───── TASK DATA ─────
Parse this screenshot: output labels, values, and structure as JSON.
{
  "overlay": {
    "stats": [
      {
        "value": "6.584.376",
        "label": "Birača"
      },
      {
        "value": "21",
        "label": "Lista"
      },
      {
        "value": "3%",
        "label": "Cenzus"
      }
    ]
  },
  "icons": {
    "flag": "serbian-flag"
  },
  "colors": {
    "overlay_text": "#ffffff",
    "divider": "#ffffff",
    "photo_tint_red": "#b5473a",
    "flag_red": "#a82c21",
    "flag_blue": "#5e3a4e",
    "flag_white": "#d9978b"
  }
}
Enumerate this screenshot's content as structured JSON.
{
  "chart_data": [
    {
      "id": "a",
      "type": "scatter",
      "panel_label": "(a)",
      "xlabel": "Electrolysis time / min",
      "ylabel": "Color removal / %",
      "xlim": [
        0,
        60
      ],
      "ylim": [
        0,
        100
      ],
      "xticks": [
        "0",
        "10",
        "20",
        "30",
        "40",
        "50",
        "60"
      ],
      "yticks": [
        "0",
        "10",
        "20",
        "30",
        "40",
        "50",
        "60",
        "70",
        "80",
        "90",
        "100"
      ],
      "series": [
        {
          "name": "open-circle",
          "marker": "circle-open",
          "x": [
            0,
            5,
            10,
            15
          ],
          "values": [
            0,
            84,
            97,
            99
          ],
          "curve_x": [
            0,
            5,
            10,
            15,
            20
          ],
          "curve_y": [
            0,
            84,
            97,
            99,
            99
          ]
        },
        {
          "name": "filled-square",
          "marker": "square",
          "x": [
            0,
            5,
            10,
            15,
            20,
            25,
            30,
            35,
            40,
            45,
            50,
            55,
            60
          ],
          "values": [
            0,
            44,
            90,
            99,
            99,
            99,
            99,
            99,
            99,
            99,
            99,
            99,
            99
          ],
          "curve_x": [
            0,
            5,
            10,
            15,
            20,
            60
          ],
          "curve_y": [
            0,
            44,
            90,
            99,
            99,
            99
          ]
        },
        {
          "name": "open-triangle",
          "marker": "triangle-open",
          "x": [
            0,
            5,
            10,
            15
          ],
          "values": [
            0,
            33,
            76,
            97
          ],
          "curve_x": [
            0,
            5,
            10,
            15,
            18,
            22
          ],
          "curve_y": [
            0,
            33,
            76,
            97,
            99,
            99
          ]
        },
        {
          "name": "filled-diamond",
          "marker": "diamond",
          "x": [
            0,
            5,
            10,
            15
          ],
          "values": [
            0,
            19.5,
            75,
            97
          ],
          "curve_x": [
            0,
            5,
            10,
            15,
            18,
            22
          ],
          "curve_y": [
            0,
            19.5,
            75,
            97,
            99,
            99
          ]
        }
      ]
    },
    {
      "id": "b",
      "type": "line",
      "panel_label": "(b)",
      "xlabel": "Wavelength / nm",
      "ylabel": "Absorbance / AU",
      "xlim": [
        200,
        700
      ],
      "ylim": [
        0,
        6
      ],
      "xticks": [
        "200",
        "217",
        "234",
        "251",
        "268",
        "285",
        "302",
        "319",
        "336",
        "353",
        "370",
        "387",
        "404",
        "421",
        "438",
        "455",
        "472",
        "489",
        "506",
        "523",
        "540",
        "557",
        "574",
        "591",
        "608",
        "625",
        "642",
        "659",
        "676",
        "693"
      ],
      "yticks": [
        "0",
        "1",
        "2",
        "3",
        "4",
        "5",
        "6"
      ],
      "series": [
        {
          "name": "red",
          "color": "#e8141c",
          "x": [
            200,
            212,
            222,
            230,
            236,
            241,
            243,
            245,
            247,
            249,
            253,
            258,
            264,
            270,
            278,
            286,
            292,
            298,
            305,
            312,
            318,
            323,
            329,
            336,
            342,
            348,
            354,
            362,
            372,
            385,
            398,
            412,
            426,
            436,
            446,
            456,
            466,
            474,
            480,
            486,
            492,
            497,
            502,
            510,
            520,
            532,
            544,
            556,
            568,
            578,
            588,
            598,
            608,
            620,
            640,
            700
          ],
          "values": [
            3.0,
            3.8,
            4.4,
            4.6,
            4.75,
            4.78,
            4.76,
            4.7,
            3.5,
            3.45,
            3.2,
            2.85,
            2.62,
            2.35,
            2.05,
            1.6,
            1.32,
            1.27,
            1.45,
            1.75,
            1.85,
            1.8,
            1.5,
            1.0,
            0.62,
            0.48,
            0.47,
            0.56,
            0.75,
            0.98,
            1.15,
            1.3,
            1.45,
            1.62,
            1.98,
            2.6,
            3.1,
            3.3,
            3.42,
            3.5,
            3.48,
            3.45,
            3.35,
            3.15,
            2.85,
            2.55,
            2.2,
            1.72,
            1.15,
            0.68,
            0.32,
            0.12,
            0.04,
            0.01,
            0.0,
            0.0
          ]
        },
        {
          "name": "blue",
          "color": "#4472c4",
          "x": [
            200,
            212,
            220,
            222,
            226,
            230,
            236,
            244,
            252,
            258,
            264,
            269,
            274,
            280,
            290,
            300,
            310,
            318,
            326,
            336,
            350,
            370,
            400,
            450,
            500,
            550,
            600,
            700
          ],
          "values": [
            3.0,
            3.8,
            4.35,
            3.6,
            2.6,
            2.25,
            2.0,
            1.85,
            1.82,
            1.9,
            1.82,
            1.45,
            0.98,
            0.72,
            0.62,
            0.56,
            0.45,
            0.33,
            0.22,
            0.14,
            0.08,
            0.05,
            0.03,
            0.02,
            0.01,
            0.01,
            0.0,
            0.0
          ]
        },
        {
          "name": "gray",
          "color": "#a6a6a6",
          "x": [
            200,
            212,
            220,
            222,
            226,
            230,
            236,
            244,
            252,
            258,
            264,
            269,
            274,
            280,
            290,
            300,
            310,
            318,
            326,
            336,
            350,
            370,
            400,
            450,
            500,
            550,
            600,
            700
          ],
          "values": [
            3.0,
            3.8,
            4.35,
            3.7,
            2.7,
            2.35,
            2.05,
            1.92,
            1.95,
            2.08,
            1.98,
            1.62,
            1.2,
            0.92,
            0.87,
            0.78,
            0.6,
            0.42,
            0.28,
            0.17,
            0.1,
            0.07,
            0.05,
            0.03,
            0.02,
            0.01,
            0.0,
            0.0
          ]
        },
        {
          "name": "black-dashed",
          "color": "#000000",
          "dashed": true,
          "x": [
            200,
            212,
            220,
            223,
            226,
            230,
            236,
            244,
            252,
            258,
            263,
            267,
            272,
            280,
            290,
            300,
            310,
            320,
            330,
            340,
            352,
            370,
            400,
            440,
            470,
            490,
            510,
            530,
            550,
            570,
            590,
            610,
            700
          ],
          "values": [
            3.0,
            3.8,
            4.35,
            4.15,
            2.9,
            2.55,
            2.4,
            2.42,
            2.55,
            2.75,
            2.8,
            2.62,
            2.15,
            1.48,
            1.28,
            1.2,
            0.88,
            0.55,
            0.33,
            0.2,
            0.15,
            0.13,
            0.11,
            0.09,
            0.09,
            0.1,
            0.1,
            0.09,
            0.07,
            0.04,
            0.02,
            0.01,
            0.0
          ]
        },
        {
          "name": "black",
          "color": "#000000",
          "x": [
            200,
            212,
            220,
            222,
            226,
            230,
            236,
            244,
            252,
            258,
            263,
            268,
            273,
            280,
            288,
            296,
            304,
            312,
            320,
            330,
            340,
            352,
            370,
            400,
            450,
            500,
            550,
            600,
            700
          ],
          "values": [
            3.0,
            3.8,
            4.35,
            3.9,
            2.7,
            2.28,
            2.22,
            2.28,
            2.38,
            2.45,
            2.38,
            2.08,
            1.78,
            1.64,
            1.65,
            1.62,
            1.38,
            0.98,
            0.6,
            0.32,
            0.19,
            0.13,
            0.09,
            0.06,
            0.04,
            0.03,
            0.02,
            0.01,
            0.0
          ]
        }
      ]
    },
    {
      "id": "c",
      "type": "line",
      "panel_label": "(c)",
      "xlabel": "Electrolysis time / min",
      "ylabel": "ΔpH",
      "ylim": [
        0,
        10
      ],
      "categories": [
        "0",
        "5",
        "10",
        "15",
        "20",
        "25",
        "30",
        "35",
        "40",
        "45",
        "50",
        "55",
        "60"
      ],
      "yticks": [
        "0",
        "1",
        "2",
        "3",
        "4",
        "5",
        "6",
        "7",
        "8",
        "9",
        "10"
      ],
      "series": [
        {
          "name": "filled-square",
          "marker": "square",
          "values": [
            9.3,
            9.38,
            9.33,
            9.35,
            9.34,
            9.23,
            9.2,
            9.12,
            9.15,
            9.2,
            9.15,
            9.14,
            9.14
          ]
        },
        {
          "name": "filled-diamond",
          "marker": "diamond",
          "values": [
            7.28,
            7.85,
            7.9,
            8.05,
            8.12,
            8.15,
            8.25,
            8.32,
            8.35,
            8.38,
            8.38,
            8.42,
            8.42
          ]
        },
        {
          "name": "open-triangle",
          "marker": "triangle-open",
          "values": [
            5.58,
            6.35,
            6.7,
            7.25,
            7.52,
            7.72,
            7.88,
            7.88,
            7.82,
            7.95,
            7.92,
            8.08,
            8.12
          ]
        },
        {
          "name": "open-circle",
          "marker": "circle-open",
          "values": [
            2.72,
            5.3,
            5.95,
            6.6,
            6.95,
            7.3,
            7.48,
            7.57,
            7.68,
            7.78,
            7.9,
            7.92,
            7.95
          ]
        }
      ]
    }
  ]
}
─────
→ YOUR TASK: Look through the material above. Copy each line where the word "screenshot" appears.

→ TASK RESULT:
Parse this screenshot: output labels, values, and structure as JSON.
Enumerate this screenshot's content as structured JSON.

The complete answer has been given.